◆ GOAL: Write out all entries word for word.

◆ INPUT FOR THIS TASK:

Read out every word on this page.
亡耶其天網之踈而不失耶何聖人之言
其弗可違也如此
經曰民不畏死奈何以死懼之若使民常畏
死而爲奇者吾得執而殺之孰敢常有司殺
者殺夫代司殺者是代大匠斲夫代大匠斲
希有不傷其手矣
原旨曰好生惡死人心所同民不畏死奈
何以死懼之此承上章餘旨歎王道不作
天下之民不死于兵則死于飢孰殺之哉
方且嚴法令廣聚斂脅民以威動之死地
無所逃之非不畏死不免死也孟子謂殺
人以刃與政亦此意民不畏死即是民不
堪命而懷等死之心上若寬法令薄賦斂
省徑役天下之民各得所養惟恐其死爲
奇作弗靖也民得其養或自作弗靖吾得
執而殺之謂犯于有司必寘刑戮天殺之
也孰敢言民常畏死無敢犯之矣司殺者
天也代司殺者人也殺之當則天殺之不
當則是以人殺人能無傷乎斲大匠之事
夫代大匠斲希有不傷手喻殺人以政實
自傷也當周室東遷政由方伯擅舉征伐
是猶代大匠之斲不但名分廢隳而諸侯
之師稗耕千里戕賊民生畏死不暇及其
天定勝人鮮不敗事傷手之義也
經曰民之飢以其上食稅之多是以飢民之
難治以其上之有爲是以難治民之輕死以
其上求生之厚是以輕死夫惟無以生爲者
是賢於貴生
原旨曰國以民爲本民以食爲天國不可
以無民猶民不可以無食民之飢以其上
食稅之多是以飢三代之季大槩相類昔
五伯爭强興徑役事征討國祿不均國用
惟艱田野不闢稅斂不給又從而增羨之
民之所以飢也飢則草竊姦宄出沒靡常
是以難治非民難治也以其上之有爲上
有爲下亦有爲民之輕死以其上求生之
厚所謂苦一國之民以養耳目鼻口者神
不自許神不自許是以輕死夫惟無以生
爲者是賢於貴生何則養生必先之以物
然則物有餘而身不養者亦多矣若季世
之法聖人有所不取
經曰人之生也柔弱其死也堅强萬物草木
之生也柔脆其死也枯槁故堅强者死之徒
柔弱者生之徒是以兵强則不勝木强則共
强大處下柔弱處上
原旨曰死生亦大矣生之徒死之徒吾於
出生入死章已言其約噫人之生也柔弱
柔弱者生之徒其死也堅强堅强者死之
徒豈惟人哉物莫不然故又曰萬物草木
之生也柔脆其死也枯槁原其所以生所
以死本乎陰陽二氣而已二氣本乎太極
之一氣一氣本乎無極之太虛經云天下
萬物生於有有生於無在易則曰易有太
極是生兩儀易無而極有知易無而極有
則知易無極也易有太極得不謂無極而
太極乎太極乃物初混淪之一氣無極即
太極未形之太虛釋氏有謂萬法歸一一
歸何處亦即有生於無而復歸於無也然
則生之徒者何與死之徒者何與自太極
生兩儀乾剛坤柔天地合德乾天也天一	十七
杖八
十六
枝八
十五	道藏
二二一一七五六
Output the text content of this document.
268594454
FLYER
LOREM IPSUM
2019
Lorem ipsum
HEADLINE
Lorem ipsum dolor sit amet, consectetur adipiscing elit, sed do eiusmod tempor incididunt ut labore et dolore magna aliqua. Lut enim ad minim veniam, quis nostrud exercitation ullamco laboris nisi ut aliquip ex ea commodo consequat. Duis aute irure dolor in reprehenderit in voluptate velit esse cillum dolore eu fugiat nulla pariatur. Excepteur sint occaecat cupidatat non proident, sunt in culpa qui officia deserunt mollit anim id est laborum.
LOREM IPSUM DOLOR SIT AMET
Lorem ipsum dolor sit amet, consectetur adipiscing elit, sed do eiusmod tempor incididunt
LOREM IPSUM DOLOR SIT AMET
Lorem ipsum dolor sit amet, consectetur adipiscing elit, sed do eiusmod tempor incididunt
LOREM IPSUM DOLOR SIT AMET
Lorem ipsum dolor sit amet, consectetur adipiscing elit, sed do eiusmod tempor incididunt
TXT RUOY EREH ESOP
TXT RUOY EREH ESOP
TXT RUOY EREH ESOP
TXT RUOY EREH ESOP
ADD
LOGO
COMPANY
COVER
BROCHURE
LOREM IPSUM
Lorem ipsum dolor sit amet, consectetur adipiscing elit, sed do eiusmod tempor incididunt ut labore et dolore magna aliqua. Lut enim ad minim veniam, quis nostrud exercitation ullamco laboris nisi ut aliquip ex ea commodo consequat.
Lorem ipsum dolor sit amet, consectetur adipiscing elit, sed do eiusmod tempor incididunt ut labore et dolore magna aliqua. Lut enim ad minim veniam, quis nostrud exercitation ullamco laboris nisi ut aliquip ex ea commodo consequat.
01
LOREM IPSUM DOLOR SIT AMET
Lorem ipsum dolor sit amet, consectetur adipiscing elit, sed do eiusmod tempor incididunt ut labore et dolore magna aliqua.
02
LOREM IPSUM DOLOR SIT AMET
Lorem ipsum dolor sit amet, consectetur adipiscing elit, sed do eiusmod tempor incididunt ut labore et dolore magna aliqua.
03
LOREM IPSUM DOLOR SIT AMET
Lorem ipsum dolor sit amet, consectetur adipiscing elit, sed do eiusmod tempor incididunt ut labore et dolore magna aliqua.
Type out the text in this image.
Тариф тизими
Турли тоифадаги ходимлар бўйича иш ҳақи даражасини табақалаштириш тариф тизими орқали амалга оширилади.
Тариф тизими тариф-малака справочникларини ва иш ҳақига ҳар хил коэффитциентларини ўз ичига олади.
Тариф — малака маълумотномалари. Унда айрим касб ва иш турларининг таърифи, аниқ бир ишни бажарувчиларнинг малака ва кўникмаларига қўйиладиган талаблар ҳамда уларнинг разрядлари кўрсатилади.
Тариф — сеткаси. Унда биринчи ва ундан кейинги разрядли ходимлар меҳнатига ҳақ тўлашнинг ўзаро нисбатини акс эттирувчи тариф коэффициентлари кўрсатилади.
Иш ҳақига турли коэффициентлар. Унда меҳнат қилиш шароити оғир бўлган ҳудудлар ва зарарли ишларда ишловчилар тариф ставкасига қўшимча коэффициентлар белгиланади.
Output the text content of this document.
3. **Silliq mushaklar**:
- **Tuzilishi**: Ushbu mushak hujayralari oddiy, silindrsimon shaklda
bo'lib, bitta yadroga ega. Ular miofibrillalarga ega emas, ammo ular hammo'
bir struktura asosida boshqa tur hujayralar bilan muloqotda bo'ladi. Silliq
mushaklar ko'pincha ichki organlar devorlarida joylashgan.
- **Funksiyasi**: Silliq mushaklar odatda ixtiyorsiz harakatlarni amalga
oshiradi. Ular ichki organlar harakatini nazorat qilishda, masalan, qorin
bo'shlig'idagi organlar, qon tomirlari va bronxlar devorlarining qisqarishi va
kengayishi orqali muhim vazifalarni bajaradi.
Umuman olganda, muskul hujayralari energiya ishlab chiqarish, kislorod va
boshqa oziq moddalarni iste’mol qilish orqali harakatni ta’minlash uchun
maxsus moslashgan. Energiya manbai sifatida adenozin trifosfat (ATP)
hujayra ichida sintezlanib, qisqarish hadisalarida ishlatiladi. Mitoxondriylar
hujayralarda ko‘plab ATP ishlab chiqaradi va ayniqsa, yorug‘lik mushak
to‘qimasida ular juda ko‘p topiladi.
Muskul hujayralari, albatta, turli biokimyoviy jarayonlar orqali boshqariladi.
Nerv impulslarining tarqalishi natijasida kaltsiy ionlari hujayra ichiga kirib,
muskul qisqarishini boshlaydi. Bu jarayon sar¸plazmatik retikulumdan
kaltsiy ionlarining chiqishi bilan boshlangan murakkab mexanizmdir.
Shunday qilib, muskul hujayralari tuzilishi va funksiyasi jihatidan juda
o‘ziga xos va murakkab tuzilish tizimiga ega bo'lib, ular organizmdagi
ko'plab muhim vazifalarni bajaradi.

◆ PROBLEM SOLUTION:
Read out every word on this page.
亡耶其天網之踈而不失耶何聖人之言
其弗可違也如此
經曰民不畏死奈何以死懼之若使民常畏
死而爲奇者吾得執而殺之孰敢常有司殺
者殺夫代司殺者是代大匠斲夫代大匠斲
希有不傷其手矣
原旨曰好生惡死人心所同民不畏死奈
何以死懼之此承上章餘旨歎王道不作
天下之民不死于兵則死于飢孰殺之哉
方且嚴法令廣聚斂脅民以威動之死地
無所逃之非不畏死不免死也孟子謂殺
人以刃與政亦此意民不畏死即是民不
堪命而懷等死之心上若寬法令薄賦斂
省徑役天下之民各得所養惟恐其死爲
奇作弗靖也民得其養或自作弗靖吾得
執而殺之謂犯于有司必寘刑戮天殺之
也孰敢言民常畏死無敢犯之矣司殺者
天也代司殺者人也殺之當則天殺之不
當則是以人殺人能無傷乎斲大匠之事
夫代大匠斲希有不傷手喻殺人以政實
自傷也當周室東遷政由方伯擅舉征伐
是猶代大匠之斲不但名分廢隳而諸侯
之師稗耕千里戕賊民生畏死不暇及其
天定勝人鮮不敗事傷手之義也
經曰民之飢以其上食稅之多是以飢民之
難治以其上之有爲是以難治民之輕死以
其上求生之厚是以輕死夫惟無以生爲者
是賢於貴生
原旨曰國以民爲本民以食爲天國不可
以無民猶民不可以無食民之飢以其上
食稅之多是以飢三代之季大槩相類昔
五伯爭强興徑役事征討國祿不均國用
惟艱田野不闢稅斂不給又從而增羨之
民之所以飢也飢則草竊姦宄出沒靡常
是以難治非民難治也以其上之有爲上
有爲下亦有爲民之輕死以其上求生之
厚所謂苦一國之民以養耳目鼻口者神
不自許神不自許是以輕死夫惟無以生
爲者是賢於貴生何則養生必先之以物
然則物有餘而身不養者亦多矣若季世
之法聖人有所不取
經曰人之生也柔弱其死也堅强萬物草木
之生也柔脆其死也枯槁故堅强者死之徒
柔弱者生之徒是以兵强則不勝木强則共
强大處下柔弱處上
原旨曰死生亦大矣生之徒死之徒吾於
出生入死章已言其約噫人之生也柔弱
柔弱者生之徒其死也堅强堅强者死之
徒豈惟人哉物莫不然故又曰萬物草木
之生也柔脆其死也枯槁原其所以生所
以死本乎陰陽二氣而已二氣本乎太極
之一氣一氣本乎無極之太虛經云天下
萬物生於有有生於無在易則曰易有太
極是生兩儀易無而極有知易無而極有
則知易無極也易有太極得不謂無極而
太極乎太極乃物初混淪之一氣無極即
太極未形之太虛釋氏有謂萬法歸一一
歸何處亦即有生於無而復歸於無也然
則生之徒者何與死之徒者何與自太極
生兩儀乾剛坤柔天地合德乾天也天一	十七
杖八
十六
枝八
十五	道藏
二二一一七五六
Output the text content of this document.
268594454
FLYER
LOREM IPSUM
2019
Lorem ipsum
HEADLINE
Lorem ipsum dolor sit amet, consectetur adipiscing elit, sed do eiusmod tempor incididunt ut labore et dolore magna aliqua. Lut enim ad minim veniam, quis nostrud exercitation ullamco laboris nisi ut aliquip ex ea commodo consequat. Duis aute irure dolor in reprehenderit in voluptate velit esse cillum dolore eu fugiat nulla pariatur. Excepteur sint occaecat cupidatat non proident, sunt in culpa qui officia deserunt mollit anim id est laborum.
LOREM IPSUM DOLOR SIT AMET
Lorem ipsum dolor sit amet, consectetur adipiscing elit, sed do eiusmod tempor incididunt
LOREM IPSUM DOLOR SIT AMET
Lorem ipsum dolor sit amet, consectetur adipiscing elit, sed do eiusmod tempor incididunt
LOREM IPSUM DOLOR SIT AMET
Lorem ipsum dolor sit amet, consectetur adipiscing elit, sed do eiusmod tempor incididunt
TXT RUOY EREH ESOP
TXT RUOY EREH ESOP
TXT RUOY EREH ESOP
TXT RUOY EREH ESOP
ADD
LOGO
COMPANY
COVER
BROCHURE
LOREM IPSUM
Lorem ipsum dolor sit amet, consectetur adipiscing elit, sed do eiusmod tempor incididunt ut labore et dolore magna aliqua. Lut enim ad minim veniam, quis nostrud exercitation ullamco laboris nisi ut aliquip ex ea commodo consequat.
Lorem ipsum dolor sit amet, consectetur adipiscing elit, sed do eiusmod tempor incididunt ut labore et dolore magna aliqua. Lut enim ad minim veniam, quis nostrud exercitation ullamco laboris nisi ut aliquip ex ea commodo consequat.
01
LOREM IPSUM DOLOR SIT AMET
Lorem ipsum dolor sit amet, consectetur adipiscing elit, sed do eiusmod tempor incididunt ut labore et dolore magna aliqua.
02
LOREM IPSUM DOLOR SIT AMET
Lorem ipsum dolor sit amet, consectetur adipiscing elit, sed do eiusmod tempor incididunt ut labore et dolore magna aliqua.
03
LOREM IPSUM DOLOR SIT AMET
Lorem ipsum dolor sit amet, consectetur adipiscing elit, sed do eiusmod tempor incididunt ut labore et dolore magna aliqua.
Type out the text in this image.
Тариф тизими
Турли тоифадаги ходимлар бўйича иш ҳақи даражасини табақалаштириш тариф тизими орқали амалга оширилади.
Тариф тизими тариф-малака справочникларини ва иш ҳақига ҳар хил коэффитциентларини ўз ичига олади.
Тариф — малака маълумотномалари. Унда айрим касб ва иш турларининг таърифи, аниқ бир ишни бажарувчиларнинг малака ва кўникмаларига қўйиладиган талаблар ҳамда уларнинг разрядлари кўрсатилади.
Тариф — сеткаси. Унда биринчи ва ундан кейинги разрядли ходимлар меҳнатига ҳақ тўлашнинг ўзаро нисбатини акс эттирувчи тариф коэффициентлари кўрсатилади.
Иш ҳақига турли коэффициентлар. Унда меҳнат қилиш шароити оғир бўлган ҳудудлар ва зарарли ишларда ишловчилар тариф ставкасига қўшимча коэффициентлар белгиланади.
Output the text content of this document.
3. **Silliq mushaklar**:
- **Tuzilishi**: Ushbu mushak hujayralari oddiy, silindrsimon shaklda
bo'lib, bitta yadroga ega. Ular miofibrillalarga ega emas, ammo ular hammo'
bir struktura asosida boshqa tur hujayralar bilan muloqotda bo'ladi. Silliq
mushaklar ko'pincha ichki organlar devorlarida joylashgan.
- **Funksiyasi**: Silliq mushaklar odatda ixtiyorsiz harakatlarni amalga
oshiradi. Ular ichki organlar harakatini nazorat qilishda, masalan, qorin
bo'shlig'idagi organlar, qon tomirlari va bronxlar devorlarining qisqarishi va
kengayishi orqali muhim vazifalarni bajaradi.
Umuman olganda, muskul hujayralari energiya ishlab chiqarish, kislorod va
boshqa oziq moddalarni iste’mol qilish orqali harakatni ta’minlash uchun
maxsus moslashgan. Energiya manbai sifatida adenozin trifosfat (ATP)
hujayra ichida sintezlanib, qisqarish hadisalarida ishlatiladi. Mitoxondriylar
hujayralarda ko‘plab ATP ishlab chiqaradi va ayniqsa, yorug‘lik mushak
to‘qimasida ular juda ko‘p topiladi.
Muskul hujayralari, albatta, turli biokimyoviy jarayonlar orqali boshqariladi.
Nerv impulslarining tarqalishi natijasida kaltsiy ionlari hujayra ichiga kirib,
muskul qisqarishini boshlaydi. Bu jarayon sar¸plazmatik retikulumdan
kaltsiy ionlarining chiqishi bilan boshlangan murakkab mexanizmdir.
Shunday qilib, muskul hujayralari tuzilishi va funksiyasi jihatidan juda
o‘ziga xos va murakkab tuzilish tizimiga ega bo'lib, ular organizmdagi
ko'plab muhim vazifalarni bajaradi.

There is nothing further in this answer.